[START OF Information given]
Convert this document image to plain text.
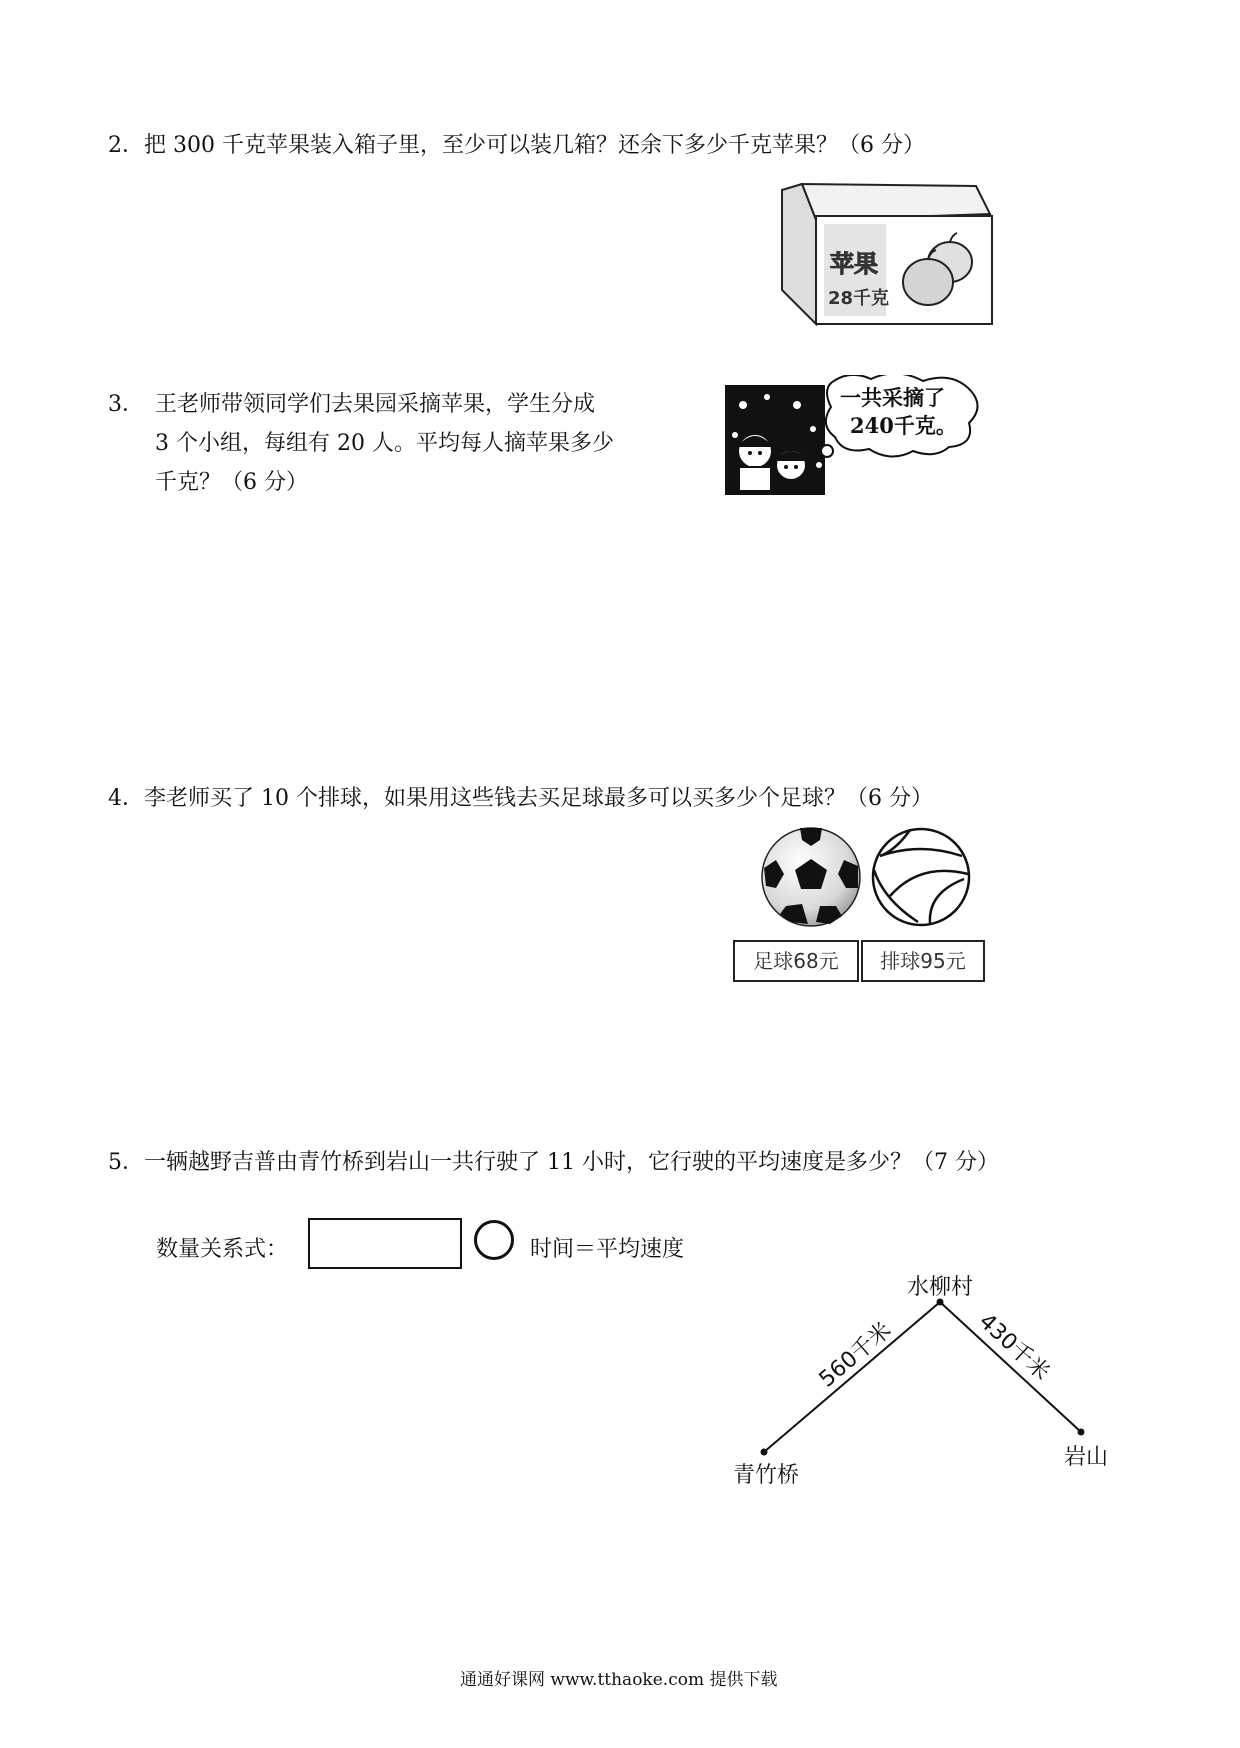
2．把 300 千克苹果装入箱子里，至少可以装几箱？还余下多少千克苹果？（6 分）
苹果
28千克
3． 王老师带领同学们去果园采摘苹果，学生分成
3 个小组，每组有 20 人。平均每人摘苹果多少
千克？（6 分）
一共采摘了
240千克。
4．李老师买了 10 个排球，如果用这些钱去买足球最多可以买多少个足球？（6 分）
足球68元	排球95元
5．一辆越野吉普由青竹桥到岩山一共行驶了 11 小时，它行驶的平均速度是多少？（7 分）
数量关系式：	时间＝平均速度
560千米	430千米
水柳村
青竹桥
岩山
通通好课网 www.tthaoke.com 提供下载
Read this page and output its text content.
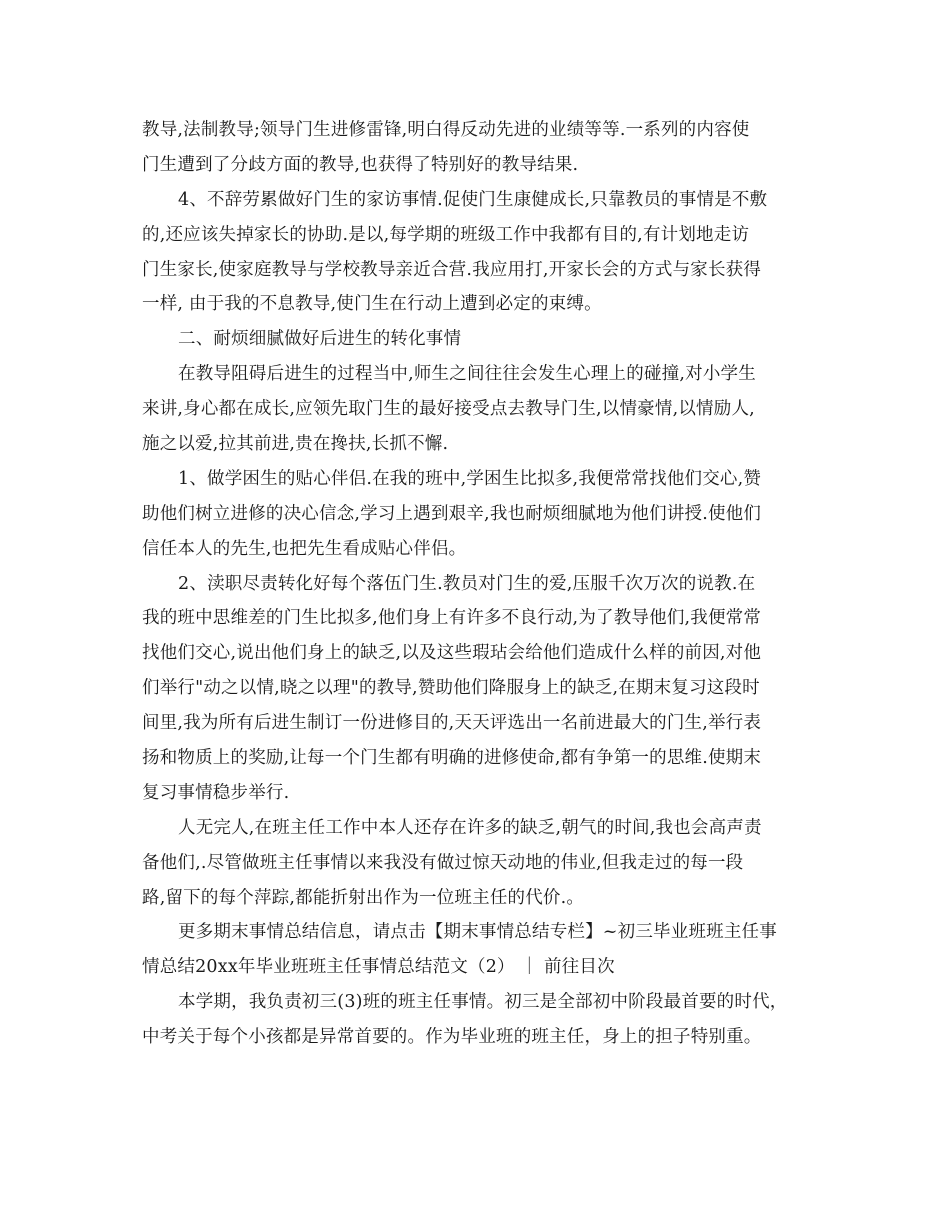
教导,法制教导;领导门生进修雷锋,明白得反动先进的业绩等等.一系列的内容使
门生遭到了分歧方面的教导,也获得了特别好的教导结果.
4、不辞劳累做好门生的家访事情.促使门生康健成长,只靠教员的事情是不敷
的,还应该失掉家长的协助.是以,每学期的班级工作中我都有目的,有计划地走访
门生家长,使家庭教导与学校教导亲近合营.我应用打,开家长会的方式与家长获得
一样, 由于我的不息教导,使门生在行动上遭到必定的束缚。
二、耐烦细腻做好后进生的转化事情
在教导阻碍后进生的过程当中,师生之间往往会发生心理上的碰撞,对小学生
来讲,身心都在成长,应领先取门生的最好接受点去教导门生,以情豪情,以情励人,
施之以爱,拉其前进,贵在搀扶,长抓不懈.
1、做学困生的贴心伴侣.在我的班中,学困生比拟多,我便常常找他们交心,赞
助他们树立进修的决心信念,学习上遇到艰辛,我也耐烦细腻地为他们讲授.使他们
信任本人的先生,也把先生看成贴心伴侣。
2、渎职尽责转化好每个落伍门生.教员对门生的爱,压服千次万次的说教.在
我的班中思维差的门生比拟多,他们身上有许多不良行动,为了教导他们,我便常常
找他们交心,说出他们身上的缺乏,以及这些瑕玷会给他们造成什么样的前因,对他
们举行"动之以情,晓之以理"的教导,赞助他们降服身上的缺乏,在期末复习这段时
间里,我为所有后进生制订一份进修目的,天天评选出一名前进最大的门生,举行表
扬和物质上的奖励,让每一个门生都有明确的进修使命,都有争第一的思维.使期末
复习事情稳步举行.
人无完人,在班主任工作中本人还存在许多的缺乏,朝气的时间,我也会高声责
备他们,.尽管做班主任事情以来我没有做过惊天动地的伟业,但我走过的每一段
路,留下的每个萍踪,都能折射出作为一位班主任的代价.。
更多期末事情总结信息，请点击【期末事情总结专栏】~初三毕业班班主任事
情总结20xx年毕业班班主任事情总结范文（2） ｜ 前往目次
本学期，我负责初三(3)班的班主任事情。初三是全部初中阶段最首要的时代，
中考关于每个小孩都是异常首要的。作为毕业班的班主任，身上的担子特别重。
[END OF Information given]
## To do
Leave out the pictures and copy the rest of the material above exactly.

## Result of this exercise
Convert this document image to plain text.
2．把 300 千克苹果装入箱子里，至少可以装几箱？还余下多少千克苹果？（6 分）
苹果
28千克
3． 王老师带领同学们去果园采摘苹果，学生分成
3 个小组，每组有 20 人。平均每人摘苹果多少
千克？（6 分）
一共采摘了
240千克。
4．李老师买了 10 个排球，如果用这些钱去买足球最多可以买多少个足球？（6 分）
足球68元	排球95元
5．一辆越野吉普由青竹桥到岩山一共行驶了 11 小时，它行驶的平均速度是多少？（7 分）
数量关系式：	时间＝平均速度
560千米	430千米
水柳村
青竹桥
岩山
通通好课网 www.tthaoke.com 提供下载
Read this page and output its text content.
教导,法制教导;领导门生进修雷锋,明白得反动先进的业绩等等.一系列的内容使
门生遭到了分歧方面的教导,也获得了特别好的教导结果.
4、不辞劳累做好门生的家访事情.促使门生康健成长,只靠教员的事情是不敷
的,还应该失掉家长的协助.是以,每学期的班级工作中我都有目的,有计划地走访
门生家长,使家庭教导与学校教导亲近合营.我应用打,开家长会的方式与家长获得
一样, 由于我的不息教导,使门生在行动上遭到必定的束缚。
二、耐烦细腻做好后进生的转化事情
在教导阻碍后进生的过程当中,师生之间往往会发生心理上的碰撞,对小学生
来讲,身心都在成长,应领先取门生的最好接受点去教导门生,以情豪情,以情励人,
施之以爱,拉其前进,贵在搀扶,长抓不懈.
1、做学困生的贴心伴侣.在我的班中,学困生比拟多,我便常常找他们交心,赞
助他们树立进修的决心信念,学习上遇到艰辛,我也耐烦细腻地为他们讲授.使他们
信任本人的先生,也把先生看成贴心伴侣。
2、渎职尽责转化好每个落伍门生.教员对门生的爱,压服千次万次的说教.在
我的班中思维差的门生比拟多,他们身上有许多不良行动,为了教导他们,我便常常
找他们交心,说出他们身上的缺乏,以及这些瑕玷会给他们造成什么样的前因,对他
们举行"动之以情,晓之以理"的教导,赞助他们降服身上的缺乏,在期末复习这段时
间里,我为所有后进生制订一份进修目的,天天评选出一名前进最大的门生,举行表
扬和物质上的奖励,让每一个门生都有明确的进修使命,都有争第一的思维.使期末
复习事情稳步举行.
人无完人,在班主任工作中本人还存在许多的缺乏,朝气的时间,我也会高声责
备他们,.尽管做班主任事情以来我没有做过惊天动地的伟业,但我走过的每一段
路,留下的每个萍踪,都能折射出作为一位班主任的代价.。
更多期末事情总结信息，请点击【期末事情总结专栏】~初三毕业班班主任事
情总结20xx年毕业班班主任事情总结范文（2） ｜ 前往目次
本学期，我负责初三(3)班的班主任事情。初三是全部初中阶段最首要的时代，
中考关于每个小孩都是异常首要的。作为毕业班的班主任，身上的担子特别重。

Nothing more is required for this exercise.